**Extracted information**
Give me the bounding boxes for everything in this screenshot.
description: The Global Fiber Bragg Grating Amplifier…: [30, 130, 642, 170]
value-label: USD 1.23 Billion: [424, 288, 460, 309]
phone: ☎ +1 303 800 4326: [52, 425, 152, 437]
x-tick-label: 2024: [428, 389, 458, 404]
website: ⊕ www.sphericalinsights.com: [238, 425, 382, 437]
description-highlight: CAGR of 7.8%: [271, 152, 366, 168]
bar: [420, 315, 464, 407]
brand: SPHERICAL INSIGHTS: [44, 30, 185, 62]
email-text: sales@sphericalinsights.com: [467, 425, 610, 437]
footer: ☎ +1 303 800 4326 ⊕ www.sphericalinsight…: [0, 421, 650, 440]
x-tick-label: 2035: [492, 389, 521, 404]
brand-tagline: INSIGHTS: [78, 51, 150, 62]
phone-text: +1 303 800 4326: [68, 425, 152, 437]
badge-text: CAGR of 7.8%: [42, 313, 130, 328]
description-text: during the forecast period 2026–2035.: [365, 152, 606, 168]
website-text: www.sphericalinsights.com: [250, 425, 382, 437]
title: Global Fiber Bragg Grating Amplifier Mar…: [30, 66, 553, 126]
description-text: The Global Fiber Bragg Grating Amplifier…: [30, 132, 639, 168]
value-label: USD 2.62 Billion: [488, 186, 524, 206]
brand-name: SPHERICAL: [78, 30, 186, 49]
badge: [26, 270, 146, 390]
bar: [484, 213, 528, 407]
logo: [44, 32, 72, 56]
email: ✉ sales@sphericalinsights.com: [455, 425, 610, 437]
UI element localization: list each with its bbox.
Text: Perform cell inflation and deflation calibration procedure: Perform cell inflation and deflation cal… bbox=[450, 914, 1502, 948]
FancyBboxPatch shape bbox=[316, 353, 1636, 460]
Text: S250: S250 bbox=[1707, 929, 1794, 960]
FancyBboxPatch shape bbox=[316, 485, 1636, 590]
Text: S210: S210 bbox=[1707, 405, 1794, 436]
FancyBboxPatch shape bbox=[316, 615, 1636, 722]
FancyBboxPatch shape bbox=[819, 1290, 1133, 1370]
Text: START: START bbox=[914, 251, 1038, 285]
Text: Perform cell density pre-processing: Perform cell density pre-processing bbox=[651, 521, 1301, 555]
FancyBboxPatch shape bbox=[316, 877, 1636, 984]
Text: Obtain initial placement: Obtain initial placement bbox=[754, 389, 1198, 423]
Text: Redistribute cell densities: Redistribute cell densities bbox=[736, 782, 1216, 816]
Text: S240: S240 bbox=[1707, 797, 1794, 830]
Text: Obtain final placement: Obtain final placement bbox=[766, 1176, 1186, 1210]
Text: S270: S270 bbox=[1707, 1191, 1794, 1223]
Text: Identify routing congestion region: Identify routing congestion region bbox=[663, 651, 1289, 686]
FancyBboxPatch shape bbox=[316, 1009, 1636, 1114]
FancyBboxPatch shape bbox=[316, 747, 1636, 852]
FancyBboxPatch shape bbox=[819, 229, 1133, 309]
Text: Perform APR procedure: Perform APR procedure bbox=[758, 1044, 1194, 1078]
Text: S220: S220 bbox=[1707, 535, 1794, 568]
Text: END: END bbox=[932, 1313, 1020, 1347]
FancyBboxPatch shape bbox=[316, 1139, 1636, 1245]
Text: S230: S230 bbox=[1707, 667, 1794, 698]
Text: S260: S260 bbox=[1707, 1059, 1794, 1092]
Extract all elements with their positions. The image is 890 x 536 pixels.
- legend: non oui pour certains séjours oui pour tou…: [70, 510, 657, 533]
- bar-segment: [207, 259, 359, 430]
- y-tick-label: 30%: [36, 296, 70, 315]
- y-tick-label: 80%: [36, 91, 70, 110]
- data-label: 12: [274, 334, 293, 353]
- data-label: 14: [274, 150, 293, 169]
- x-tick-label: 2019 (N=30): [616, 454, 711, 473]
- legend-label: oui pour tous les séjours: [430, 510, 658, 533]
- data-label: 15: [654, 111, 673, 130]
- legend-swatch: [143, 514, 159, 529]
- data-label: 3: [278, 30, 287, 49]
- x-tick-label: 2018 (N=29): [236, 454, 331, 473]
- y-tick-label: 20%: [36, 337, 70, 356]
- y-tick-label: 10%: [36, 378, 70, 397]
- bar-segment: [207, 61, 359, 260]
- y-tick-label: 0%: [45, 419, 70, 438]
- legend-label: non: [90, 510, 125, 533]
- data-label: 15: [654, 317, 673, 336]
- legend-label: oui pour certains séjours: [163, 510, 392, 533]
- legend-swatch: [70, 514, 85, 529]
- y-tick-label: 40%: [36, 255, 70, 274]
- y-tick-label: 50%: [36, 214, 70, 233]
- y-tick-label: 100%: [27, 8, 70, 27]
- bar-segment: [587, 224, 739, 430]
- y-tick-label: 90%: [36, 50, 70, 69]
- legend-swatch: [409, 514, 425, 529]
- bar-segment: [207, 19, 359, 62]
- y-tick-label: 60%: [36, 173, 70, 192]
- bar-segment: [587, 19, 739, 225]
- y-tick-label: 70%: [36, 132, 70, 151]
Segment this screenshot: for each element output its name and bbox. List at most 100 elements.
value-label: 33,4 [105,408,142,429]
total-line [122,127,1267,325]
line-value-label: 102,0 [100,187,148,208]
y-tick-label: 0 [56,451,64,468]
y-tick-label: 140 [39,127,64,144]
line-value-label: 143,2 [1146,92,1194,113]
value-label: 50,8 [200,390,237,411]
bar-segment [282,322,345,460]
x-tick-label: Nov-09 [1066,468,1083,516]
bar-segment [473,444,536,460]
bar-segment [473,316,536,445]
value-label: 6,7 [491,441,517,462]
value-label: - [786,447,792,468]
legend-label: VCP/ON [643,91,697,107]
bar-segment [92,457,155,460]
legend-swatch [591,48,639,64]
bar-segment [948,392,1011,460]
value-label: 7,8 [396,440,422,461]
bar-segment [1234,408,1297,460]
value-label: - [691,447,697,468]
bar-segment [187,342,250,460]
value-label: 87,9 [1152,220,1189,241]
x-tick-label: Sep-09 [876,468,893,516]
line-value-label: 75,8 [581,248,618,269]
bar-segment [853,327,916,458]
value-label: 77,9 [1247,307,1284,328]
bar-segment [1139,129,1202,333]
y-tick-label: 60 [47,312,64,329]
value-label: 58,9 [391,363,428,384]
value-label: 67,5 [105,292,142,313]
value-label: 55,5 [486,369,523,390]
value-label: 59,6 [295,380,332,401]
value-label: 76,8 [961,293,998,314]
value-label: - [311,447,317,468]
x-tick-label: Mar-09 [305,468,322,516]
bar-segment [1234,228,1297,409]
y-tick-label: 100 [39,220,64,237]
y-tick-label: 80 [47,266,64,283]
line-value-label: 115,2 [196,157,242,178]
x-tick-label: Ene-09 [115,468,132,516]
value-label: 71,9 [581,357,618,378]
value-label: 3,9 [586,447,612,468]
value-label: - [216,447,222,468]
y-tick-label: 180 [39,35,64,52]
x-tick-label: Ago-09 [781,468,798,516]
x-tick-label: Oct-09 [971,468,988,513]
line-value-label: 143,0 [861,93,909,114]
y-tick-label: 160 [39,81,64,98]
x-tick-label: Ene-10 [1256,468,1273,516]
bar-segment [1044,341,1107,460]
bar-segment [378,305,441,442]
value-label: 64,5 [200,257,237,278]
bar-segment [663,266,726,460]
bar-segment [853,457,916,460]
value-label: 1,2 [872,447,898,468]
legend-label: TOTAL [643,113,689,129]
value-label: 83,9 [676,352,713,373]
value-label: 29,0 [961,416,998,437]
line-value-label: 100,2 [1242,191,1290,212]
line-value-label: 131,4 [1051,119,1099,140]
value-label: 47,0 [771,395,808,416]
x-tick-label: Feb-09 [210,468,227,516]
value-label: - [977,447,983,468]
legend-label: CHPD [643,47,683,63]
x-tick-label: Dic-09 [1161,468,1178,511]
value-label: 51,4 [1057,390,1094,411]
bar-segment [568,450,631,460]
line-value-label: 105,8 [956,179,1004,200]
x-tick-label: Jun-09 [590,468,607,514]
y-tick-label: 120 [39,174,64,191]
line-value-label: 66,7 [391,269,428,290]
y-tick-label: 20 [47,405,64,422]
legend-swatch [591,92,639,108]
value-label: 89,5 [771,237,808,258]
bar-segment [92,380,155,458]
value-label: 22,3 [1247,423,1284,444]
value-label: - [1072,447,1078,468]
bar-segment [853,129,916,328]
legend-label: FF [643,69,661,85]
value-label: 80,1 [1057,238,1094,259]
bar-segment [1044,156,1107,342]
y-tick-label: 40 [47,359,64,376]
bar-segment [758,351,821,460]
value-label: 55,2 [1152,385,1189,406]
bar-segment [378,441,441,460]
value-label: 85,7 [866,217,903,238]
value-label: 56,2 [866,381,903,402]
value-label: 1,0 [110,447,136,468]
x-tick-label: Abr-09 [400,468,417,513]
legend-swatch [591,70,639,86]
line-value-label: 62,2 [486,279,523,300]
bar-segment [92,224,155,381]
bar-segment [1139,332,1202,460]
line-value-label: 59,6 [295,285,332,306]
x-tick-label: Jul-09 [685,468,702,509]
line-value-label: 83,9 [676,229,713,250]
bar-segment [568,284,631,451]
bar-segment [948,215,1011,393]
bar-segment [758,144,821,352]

**What is needed**
Filter the lines above down to those containing the word "website", matching case exactly, and copy each one you keep.

**Written response**
website: ⊕ www.sphericalinsights.com: [238, 425, 382, 437]
website-text: www.sphericalinsights.com: [250, 425, 382, 437]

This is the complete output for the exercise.